• [TASK SET]
**a)** Decide whether each statement below agrees with the post about the Apache dnsbl module, answering yes or no and quoting the deciding words of the post: (i) The timeout was handled by capping the while loop at 150 iterations. (ii) The environment variable's name is read from the configuration file. (iii) The hook was changed to fixups.
**b)** Write what comes next in the post about the Apache dnsbl module, picking up after its final sentence.

• [DOCUMENT EXTRACT]
..........

I've still got some major cleanup to do, but thanks to the great work by Julien on this, I was actually able to learn a ton about Apache modules, and maybe even make one a little better! :-)

I just sent Julien this email:

I actually did some stuff. :-)

I changed the result of a dnsbl positive to set an environment variable "defensible". A better solution would have the env variable name set in the configuration file, but I don't really know what I'm doing. That way, the user can test for the env and handle it in a variety of ways, and even use a custom error file. To do this I had to change the hook to fixups.

As for the timeout, I came up with a very cheesy solution: limiting the while loop to 150 iterations! I've set it as low as 9 and it was able to resolve without timing out, but I was using a local resolver. This should also be configurable, but I don't know how to do that yet. I tried a bunch of udns functions but couldn't get a handle on it. I just happened to have an Apache book handy so that's why I stuck to the Apache API.

Obviously the timeout is not the best, but since I'm using this mainly to ward off comment spam, it isn't a big deal if there is a timeout. I may even just stick with the system dns resolver as I was also able to figure out a way to use the dnsbl for only POST requests.

..........

• [AVAILABLE DATA]
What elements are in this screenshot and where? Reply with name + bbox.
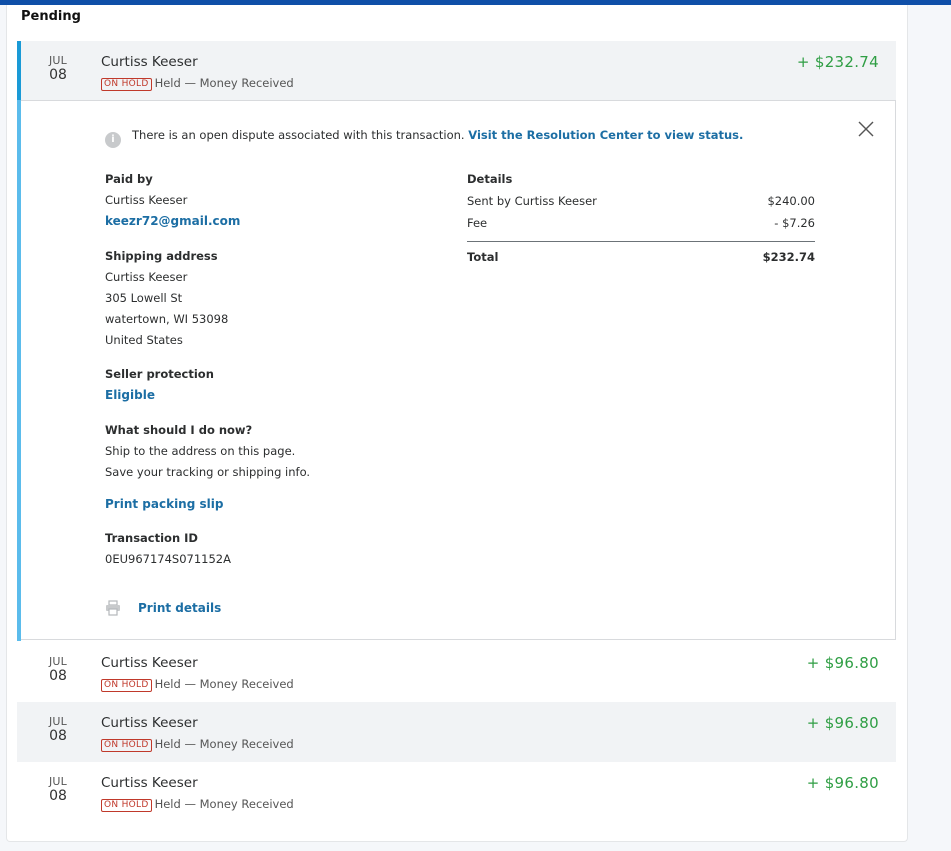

..........

• [RESPONSES FOR EACH TASK]
**a)**
(i) Yes: "limiting the while loop to 150 iterations!"
(ii) No: "A better solution would have the env variable name set in the configuration file, but I don't really know what I'm doing."
(iii) Yes: "To do this I had to change the hook to fixups."

**b)**
Thanks again, I'm curious to learn what you think of the patch.

And the patch:

Hmm, I worked on this for several more hours tonight and I don't think that ap_hook_fixups is the appropriate hook for this, but instead think the original one was correct. I was getting some very odd behavior when accessing directories versus files, and when I switched it back to ap_hook_access_checker, it worked how I expected. There is a lot going on with how the modules talk to each other, and how they are organized in order. Very interesting. It turns out that the first way I got it to work wasn't half bad. It still has a lot of room for improvement though!

Note - the reason why I changed the hook in the first place was because I thought it was necessary to set an environment variable, but as it turns out it isn't.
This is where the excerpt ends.